Requirement:
From the entries that follow, pick out all lines holding "letter".

Available data:
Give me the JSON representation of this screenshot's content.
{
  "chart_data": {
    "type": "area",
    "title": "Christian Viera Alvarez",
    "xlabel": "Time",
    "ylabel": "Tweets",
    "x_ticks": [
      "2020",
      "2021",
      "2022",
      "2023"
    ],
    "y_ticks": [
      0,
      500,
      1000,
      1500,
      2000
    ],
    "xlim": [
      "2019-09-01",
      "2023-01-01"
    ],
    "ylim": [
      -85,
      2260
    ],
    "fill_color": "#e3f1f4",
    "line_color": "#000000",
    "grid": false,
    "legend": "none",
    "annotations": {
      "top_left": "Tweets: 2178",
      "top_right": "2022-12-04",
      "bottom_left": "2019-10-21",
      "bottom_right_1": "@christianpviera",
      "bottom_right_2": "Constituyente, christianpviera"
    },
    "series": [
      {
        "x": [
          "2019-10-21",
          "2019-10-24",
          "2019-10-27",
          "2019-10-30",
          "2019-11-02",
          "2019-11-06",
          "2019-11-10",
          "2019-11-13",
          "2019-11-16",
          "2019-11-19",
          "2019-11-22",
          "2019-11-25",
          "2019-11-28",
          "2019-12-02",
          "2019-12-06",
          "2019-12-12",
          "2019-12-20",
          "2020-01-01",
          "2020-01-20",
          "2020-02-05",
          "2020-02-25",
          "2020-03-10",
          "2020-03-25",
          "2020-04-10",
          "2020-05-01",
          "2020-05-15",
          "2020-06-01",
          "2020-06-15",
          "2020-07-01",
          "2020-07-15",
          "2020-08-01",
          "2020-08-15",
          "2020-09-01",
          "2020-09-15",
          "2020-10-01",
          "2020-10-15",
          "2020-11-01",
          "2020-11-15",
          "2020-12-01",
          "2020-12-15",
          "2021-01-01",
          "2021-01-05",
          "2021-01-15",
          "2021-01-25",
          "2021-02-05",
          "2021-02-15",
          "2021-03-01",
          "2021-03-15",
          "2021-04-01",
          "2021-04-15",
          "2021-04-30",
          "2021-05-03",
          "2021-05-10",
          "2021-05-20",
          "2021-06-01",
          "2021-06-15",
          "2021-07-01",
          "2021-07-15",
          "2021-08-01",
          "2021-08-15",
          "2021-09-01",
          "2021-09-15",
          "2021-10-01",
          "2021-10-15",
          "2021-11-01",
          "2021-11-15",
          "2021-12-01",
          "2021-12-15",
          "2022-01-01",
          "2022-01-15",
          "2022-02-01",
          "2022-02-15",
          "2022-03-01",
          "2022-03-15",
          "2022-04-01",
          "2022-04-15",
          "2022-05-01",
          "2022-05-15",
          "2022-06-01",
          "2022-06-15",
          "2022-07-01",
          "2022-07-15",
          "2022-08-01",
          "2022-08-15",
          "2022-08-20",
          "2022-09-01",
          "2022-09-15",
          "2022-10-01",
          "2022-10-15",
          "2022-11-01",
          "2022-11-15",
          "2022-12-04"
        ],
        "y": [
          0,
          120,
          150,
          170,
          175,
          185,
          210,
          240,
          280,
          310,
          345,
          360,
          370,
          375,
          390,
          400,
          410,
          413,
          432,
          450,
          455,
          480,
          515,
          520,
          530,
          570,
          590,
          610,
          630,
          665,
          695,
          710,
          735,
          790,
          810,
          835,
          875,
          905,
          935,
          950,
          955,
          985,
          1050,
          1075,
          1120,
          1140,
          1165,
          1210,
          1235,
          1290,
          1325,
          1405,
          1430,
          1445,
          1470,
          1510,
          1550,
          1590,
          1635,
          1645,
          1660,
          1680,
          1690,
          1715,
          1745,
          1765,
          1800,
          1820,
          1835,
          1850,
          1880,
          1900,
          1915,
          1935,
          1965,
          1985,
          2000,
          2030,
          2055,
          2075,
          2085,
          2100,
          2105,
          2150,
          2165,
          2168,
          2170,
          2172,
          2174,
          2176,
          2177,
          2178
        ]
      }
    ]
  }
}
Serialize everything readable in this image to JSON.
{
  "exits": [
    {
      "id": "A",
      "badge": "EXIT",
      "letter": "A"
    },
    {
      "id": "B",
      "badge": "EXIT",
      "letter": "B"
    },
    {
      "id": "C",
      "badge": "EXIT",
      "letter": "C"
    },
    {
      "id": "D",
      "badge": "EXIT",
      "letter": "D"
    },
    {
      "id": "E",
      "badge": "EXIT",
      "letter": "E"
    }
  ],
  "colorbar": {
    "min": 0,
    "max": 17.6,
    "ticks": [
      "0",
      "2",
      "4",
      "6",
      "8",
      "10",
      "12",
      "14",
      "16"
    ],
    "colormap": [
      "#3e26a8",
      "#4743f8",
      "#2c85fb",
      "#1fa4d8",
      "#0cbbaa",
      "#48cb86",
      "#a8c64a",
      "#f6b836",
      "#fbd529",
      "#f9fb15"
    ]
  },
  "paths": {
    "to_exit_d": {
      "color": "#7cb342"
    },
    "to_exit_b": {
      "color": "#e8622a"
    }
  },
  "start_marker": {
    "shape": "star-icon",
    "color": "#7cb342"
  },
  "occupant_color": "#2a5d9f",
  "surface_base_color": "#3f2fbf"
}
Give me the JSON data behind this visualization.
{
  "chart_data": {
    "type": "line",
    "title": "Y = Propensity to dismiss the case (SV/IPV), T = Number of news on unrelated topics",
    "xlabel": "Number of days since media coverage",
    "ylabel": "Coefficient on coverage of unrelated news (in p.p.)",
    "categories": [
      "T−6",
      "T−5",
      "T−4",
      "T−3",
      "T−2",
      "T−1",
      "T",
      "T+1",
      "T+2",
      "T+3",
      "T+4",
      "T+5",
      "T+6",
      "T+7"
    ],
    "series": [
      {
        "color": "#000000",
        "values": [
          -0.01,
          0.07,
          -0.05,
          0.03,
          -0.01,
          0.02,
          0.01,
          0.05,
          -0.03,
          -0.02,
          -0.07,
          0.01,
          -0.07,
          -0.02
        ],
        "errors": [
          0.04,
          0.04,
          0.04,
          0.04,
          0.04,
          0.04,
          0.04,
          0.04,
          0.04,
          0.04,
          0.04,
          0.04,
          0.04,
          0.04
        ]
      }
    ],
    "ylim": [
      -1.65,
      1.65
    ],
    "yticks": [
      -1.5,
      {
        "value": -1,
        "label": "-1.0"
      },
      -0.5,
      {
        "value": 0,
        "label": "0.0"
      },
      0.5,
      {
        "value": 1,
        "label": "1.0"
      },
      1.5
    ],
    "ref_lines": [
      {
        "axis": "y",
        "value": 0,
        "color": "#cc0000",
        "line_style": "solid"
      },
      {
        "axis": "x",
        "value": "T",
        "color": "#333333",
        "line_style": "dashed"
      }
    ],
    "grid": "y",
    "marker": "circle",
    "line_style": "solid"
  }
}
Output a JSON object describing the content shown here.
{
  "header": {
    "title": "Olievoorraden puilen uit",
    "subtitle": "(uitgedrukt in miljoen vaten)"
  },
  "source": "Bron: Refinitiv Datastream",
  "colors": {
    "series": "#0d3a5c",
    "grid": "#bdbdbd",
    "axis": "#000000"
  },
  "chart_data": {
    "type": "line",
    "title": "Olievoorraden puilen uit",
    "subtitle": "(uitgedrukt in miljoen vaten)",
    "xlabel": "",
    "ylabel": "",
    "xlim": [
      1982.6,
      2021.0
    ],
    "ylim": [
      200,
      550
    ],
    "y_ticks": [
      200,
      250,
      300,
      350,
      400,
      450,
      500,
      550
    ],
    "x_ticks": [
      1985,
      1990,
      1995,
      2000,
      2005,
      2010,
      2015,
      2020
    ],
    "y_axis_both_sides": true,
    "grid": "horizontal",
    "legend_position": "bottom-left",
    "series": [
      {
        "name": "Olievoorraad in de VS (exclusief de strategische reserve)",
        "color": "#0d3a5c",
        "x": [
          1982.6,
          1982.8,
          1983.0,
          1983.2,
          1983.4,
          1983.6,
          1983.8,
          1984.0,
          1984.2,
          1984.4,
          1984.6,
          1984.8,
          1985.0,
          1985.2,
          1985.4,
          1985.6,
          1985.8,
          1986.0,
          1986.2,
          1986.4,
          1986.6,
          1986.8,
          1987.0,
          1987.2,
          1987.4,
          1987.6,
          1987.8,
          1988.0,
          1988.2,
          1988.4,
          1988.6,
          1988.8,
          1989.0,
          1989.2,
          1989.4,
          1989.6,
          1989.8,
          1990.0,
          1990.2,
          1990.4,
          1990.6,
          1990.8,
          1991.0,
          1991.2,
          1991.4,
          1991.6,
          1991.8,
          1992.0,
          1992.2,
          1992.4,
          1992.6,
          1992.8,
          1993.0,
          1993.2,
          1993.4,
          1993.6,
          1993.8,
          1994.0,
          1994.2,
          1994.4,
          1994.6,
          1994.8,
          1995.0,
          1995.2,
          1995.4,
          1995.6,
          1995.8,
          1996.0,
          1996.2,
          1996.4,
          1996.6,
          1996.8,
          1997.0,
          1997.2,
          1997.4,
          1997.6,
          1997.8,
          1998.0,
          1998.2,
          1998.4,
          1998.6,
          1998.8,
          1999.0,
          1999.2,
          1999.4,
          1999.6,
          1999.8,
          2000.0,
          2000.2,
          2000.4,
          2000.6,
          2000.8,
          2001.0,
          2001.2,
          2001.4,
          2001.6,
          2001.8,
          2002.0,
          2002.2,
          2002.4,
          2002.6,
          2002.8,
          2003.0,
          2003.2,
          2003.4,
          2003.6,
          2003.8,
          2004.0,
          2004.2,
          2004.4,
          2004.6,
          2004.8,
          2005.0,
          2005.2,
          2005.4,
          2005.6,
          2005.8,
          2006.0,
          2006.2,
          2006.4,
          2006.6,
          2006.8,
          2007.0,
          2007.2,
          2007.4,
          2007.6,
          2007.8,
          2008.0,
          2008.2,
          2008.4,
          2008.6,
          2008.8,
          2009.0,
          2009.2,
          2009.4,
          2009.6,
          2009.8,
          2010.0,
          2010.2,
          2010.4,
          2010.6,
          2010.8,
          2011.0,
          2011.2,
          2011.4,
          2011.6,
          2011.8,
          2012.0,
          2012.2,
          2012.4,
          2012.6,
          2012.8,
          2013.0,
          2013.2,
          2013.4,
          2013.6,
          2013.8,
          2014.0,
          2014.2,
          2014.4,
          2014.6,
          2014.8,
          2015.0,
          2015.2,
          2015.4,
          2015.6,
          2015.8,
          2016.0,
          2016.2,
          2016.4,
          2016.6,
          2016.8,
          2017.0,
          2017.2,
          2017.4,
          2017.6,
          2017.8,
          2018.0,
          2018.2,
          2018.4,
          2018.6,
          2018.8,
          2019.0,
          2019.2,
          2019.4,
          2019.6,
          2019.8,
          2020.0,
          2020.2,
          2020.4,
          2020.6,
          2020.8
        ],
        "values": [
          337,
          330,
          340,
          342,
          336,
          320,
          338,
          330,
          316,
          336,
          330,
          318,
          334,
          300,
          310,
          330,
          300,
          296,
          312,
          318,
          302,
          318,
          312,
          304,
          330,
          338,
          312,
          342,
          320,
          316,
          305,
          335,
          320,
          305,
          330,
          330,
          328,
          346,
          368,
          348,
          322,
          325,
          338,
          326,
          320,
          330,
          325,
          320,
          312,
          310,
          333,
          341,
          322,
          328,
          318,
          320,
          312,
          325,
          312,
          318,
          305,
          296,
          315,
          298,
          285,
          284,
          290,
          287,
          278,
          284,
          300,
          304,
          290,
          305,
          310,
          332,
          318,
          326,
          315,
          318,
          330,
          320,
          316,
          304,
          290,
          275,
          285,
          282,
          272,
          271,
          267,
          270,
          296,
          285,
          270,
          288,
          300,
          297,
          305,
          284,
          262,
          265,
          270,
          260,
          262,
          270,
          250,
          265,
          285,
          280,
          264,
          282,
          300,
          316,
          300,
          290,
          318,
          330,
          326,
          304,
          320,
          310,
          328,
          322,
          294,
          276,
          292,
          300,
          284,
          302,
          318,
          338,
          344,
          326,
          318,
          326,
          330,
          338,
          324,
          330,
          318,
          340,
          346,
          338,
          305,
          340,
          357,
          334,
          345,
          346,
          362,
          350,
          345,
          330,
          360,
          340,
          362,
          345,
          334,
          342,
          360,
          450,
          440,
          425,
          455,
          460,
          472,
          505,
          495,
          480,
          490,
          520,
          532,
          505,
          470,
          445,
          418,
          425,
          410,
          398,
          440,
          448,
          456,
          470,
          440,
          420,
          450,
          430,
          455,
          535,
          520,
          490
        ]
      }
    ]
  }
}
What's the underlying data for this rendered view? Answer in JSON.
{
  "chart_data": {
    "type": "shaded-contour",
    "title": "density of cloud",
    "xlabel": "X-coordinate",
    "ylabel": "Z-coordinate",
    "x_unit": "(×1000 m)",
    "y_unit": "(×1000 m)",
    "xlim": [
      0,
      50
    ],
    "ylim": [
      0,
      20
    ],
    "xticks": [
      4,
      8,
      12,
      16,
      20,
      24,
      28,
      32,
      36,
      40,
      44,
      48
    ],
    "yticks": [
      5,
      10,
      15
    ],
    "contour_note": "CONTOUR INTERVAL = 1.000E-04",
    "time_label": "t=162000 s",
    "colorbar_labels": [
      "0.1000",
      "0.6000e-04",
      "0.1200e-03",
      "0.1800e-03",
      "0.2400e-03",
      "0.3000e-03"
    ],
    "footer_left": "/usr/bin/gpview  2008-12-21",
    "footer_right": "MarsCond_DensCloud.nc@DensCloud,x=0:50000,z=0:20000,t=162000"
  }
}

Response:
      "letter": "A"
      "letter": "B"
      "letter": "C"
      "letter": "D"
      "letter": "E"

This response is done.